- CHALLENGES:
- a) Do these statements agree with the Black History Month list? Answer yes or no for each, and quote the words from the list that decide it. (i) Haben Girma was the first deaf-blind student to graduate from Harvard Law School. (ii) John Mercer Langston passed the bar in Ohio in 1855. (iii) John Morton-Finney earned 11 degrees.
- b) Could you carry on the Black History Month list from its last entry, adding the next few days in the same style?

- EXTRACTED TEXT:

#black history facts
BLACK HISTORY MONTH
Feb 1:
Christina Jenkins: the Black woman who created the sew in weave technique. Thank her for y’all inchesssss♀️
Feb 2:
Katherine Johnson: the Black woman who calculated rocket trajectories BY HAND because her boss at NASA Buzz Aldrin trusted no one not even the computers
Feb 3:
John Morton-Finney: a Black man who earned 11 degrees and practice law until he was 106 years old and is believed to be the longest practicing attorney in the US ⚖️
Feb 4:
Haben Girma: the first deaf-blind student to graduate Harvard Law School
Feb 5:
Viola Davis: the first Black woman in history to win an Oscar, Emmy, and Tony
Feb 6:
Otis Boykin: a Black man that owned 26 patents one of which being the invention of the pacemaker that saved a lot of lives even in today’s world
Feb 7:
Mansa Musa: richest man in world history with a fortune of about 4 trillion
Feb 8:
Arsenio Hall: in the 50’s he hosted the first black late-night talk show in history
Feb 9:
Clare Hale: opened up a business caring for children and founded Hale house which is the first care center for infants born addicted to drugs
Feb 10:
Michele Obama: the first First Lady to attend and Ivy League university for undergrad. She graduated from Princeton and Harvard Law ✨
Feb 11:
John Mercer Langston was the first Black man to become a lawyer when he passed the bar in Ohio in 1854. When he was elected to the post of Town Clerk for Brownhelm, Ohio, in 1855 Langston became one of the first African Americans ever elected to public office in America. John Mercer Langston was also the great-uncle of Langston Hughes, famed poet of the Harlem Renaissance.

- MATERIAL SHOWN:
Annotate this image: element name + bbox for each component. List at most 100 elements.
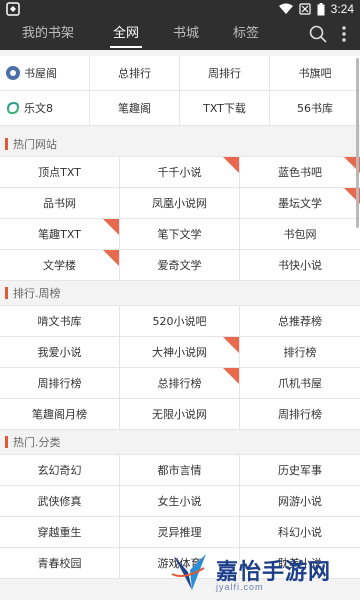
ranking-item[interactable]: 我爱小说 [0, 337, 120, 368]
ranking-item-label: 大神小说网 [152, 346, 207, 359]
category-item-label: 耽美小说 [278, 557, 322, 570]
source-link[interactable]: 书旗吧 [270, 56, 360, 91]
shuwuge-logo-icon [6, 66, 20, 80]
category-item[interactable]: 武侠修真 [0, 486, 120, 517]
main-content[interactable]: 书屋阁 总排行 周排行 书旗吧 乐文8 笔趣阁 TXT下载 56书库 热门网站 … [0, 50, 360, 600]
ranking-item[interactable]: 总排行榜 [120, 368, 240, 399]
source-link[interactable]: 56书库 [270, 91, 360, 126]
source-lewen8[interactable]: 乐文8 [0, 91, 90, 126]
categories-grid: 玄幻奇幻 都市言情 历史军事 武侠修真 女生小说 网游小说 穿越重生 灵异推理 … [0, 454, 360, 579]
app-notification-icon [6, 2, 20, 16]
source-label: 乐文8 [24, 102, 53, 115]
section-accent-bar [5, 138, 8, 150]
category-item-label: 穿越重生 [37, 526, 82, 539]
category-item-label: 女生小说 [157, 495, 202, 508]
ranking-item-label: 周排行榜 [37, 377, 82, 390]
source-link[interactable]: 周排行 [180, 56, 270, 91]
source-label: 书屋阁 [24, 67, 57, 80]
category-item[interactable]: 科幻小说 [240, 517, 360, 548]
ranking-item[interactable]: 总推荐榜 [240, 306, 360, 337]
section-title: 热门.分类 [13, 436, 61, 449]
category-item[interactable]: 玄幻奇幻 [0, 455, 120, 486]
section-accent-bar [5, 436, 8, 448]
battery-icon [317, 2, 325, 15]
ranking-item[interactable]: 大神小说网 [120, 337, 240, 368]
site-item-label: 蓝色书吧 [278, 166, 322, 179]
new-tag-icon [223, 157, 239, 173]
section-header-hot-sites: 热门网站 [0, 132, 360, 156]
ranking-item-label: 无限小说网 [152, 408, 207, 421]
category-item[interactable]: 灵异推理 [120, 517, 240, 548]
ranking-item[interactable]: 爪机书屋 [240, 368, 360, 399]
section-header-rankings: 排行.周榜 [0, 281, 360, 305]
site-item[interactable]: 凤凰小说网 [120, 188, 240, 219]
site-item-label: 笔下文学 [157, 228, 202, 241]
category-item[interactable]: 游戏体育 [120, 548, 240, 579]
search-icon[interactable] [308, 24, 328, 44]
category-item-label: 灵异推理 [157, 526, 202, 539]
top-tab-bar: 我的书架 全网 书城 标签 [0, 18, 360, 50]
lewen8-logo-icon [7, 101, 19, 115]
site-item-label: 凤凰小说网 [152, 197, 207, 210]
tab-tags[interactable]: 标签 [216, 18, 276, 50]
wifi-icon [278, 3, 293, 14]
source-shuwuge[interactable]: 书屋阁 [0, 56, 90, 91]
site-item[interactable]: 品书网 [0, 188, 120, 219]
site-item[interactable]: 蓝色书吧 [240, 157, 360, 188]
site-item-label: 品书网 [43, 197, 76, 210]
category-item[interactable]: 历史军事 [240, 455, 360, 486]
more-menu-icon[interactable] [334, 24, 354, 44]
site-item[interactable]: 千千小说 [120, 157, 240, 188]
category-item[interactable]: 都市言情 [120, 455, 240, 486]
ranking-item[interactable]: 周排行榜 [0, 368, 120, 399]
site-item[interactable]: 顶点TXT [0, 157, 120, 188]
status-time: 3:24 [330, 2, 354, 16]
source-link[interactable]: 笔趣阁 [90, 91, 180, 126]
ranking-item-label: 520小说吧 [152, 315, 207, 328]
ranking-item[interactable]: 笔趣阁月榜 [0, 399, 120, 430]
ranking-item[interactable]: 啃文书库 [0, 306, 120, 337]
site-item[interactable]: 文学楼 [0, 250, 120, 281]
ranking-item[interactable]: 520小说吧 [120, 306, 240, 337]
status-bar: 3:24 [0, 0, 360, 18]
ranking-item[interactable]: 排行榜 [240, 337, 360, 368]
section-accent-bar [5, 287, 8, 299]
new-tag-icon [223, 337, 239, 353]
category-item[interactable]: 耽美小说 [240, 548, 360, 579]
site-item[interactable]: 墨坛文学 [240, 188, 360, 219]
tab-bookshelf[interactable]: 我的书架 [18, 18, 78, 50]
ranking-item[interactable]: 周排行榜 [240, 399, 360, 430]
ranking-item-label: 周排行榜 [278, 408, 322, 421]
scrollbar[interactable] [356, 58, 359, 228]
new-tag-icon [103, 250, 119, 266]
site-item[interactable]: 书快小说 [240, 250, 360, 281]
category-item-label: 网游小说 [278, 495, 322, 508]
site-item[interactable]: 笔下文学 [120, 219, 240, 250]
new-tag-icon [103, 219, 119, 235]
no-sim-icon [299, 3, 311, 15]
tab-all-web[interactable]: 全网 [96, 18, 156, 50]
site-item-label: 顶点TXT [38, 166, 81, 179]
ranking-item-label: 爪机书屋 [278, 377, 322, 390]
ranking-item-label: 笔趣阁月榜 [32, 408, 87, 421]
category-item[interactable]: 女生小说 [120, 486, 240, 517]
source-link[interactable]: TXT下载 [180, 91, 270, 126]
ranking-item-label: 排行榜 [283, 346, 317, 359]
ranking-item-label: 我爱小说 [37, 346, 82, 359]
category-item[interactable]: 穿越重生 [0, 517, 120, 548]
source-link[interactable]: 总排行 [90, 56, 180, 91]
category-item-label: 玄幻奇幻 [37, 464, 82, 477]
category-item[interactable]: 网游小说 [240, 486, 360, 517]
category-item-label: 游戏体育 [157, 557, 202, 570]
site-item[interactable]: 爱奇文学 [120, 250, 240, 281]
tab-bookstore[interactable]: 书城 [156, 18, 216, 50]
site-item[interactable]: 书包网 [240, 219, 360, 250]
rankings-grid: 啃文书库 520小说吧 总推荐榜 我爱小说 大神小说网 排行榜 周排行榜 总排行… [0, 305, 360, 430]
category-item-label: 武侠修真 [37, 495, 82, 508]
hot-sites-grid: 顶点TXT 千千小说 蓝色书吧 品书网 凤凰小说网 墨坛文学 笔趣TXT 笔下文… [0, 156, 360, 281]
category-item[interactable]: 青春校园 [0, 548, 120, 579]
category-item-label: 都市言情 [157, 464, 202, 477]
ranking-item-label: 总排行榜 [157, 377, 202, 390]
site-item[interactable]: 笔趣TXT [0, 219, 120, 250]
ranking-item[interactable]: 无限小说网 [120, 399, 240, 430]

- THE REPLIES:
- a)
(i) Yes: "the first deaf-blind student to graduate Harvard Law School"
(ii) No: "passed the bar in Ohio in 1854"
(iii) Yes: "earned 11 degrees"

- b)
Feb 12:
While Rosa Parks is credited with helping to spark the civil rights movement when she refused to give up her public bus seat to a white man in Montgomery, Alabama in 1955—inspiring the Montgomery Bus Boycott—the lesser-known Claudette Colvin was arrested nine months prior for not giving up her bus seat to white passengers.
Feb 13:
Thurgood Marshall was the first African American ever appointed to the U.S. Supreme Court. He was appointed by President Lyndon B. Johnson and served on the court from 1967 to 1991.
Feb 14:
Hiram Rhodes Revels was the first African American ever elected to the U.S. Senate. He represented the state of Mississippi from February 1870 to March 1871.
Feb 15:
Madam C.J. Walker was born on a cotton plantation in Louisiana and became wealthy after inventing a line of African American hair care products. She established Madame C.J. Walker Laboratories and was also known for her philanthropy.
Feb 16:
Before Oprah Winfrey and Michael Jordan joined the billionaire’s club, Robert Johnson became the first African American billionaire when he sold the cable station he founded, Black Entertainment Television (BET) in 2001.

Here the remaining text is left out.